┌──

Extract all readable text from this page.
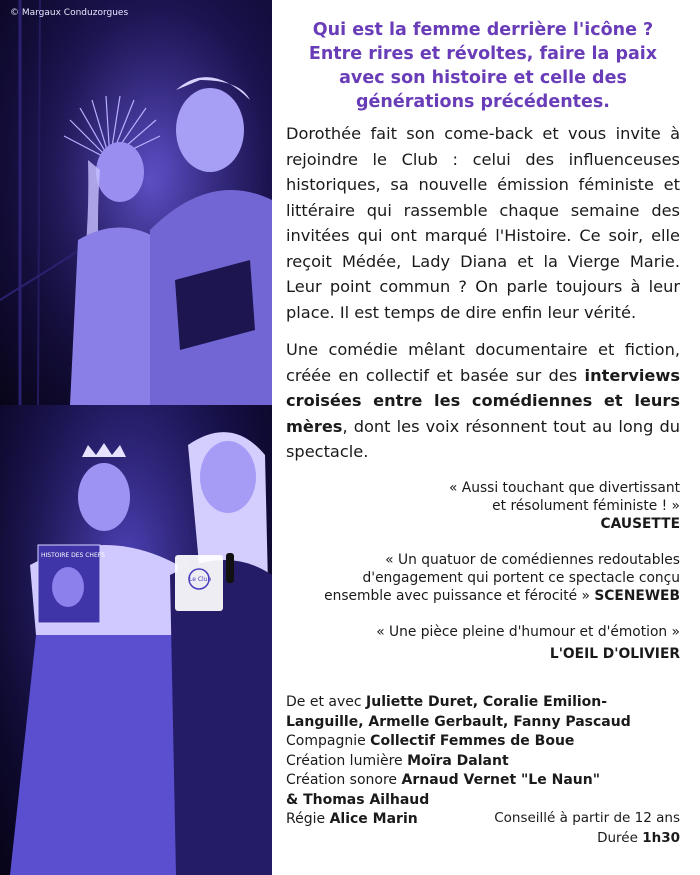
© Margaux Conduzorgues
HISTOIRE DES CHEFS
Le Club
Qui est la femme derrière l'icône ?
Entre rires et révoltes, faire la paix
avec son histoire et celle des
générations précédentes.

Dorothée fait son come-back et vous invite à rejoindre le Club : celui des influenceuses historiques, sa nouvelle émission féministe et littéraire qui rassemble chaque semaine des invitées qui ont marqué l'Histoire. Ce soir, elle reçoit Médée, Lady Diana et la Vierge Marie. Leur point commun ? On parle toujours à leur place. Il est temps de dire enfin leur vérité.

Une comédie mêlant documentaire et fiction, créée en collectif et basée sur des interviews croisées entre les comédiennes et leurs mères, dont les voix résonnent tout au long du spectacle.

« Aussi touchant que divertissant
et résolument féministe ! »
CAUSETTE
« Un quatuor de comédiennes redoutables
d'engagement qui portent ce spectacle conçu
ensemble avec puissance et férocité » SCENEWEB
« Une pièce pleine d'humour et d'émotion »
L'OEIL D'OLIVIER
De et avec Juliette Duret, Coralie Emilion-
Languille, Armelle Gerbault, Fanny Pascaud
Compagnie Collectif Femmes de Boue
Création lumière Moïra Dalant
Création sonore Arnaud Vernet "Le Naun"
& Thomas Ailhaud
Régie Alice Marin	Conseillé à partir de 12 ans
Durée 1h30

└──

**GIVEN TASK**. Output the entries above exactly. Drop the pictures.

**TASK RESPONSE**.
Extract all readable text from this page.
© Margaux Conduzorgues
HISTOIRE DES CHEFS
Le Club
Qui est la femme derrière l'icône ?
Entre rires et révoltes, faire la paix
avec son histoire et celle des
générations précédentes.

Dorothée fait son come-back et vous invite à rejoindre le Club : celui des influenceuses historiques, sa nouvelle émission féministe et littéraire qui rassemble chaque semaine des invitées qui ont marqué l'Histoire. Ce soir, elle reçoit Médée, Lady Diana et la Vierge Marie. Leur point commun ? On parle toujours à leur place. Il est temps de dire enfin leur vérité.

Une comédie mêlant documentaire et fiction, créée en collectif et basée sur des interviews croisées entre les comédiennes et leurs mères, dont les voix résonnent tout au long du spectacle.

« Aussi touchant que divertissant
et résolument féministe ! »
CAUSETTE
« Un quatuor de comédiennes redoutables
d'engagement qui portent ce spectacle conçu
ensemble avec puissance et férocité » SCENEWEB
« Une pièce pleine d'humour et d'émotion »
L'OEIL D'OLIVIER
De et avec Juliette Duret, Coralie Emilion-
Languille, Armelle Gerbault, Fanny Pascaud
Compagnie Collectif Femmes de Boue
Création lumière Moïra Dalant
Création sonore Arnaud Vernet "Le Naun"
& Thomas Ailhaud
Régie Alice Marin	Conseillé à partir de 12 ans
Durée 1h30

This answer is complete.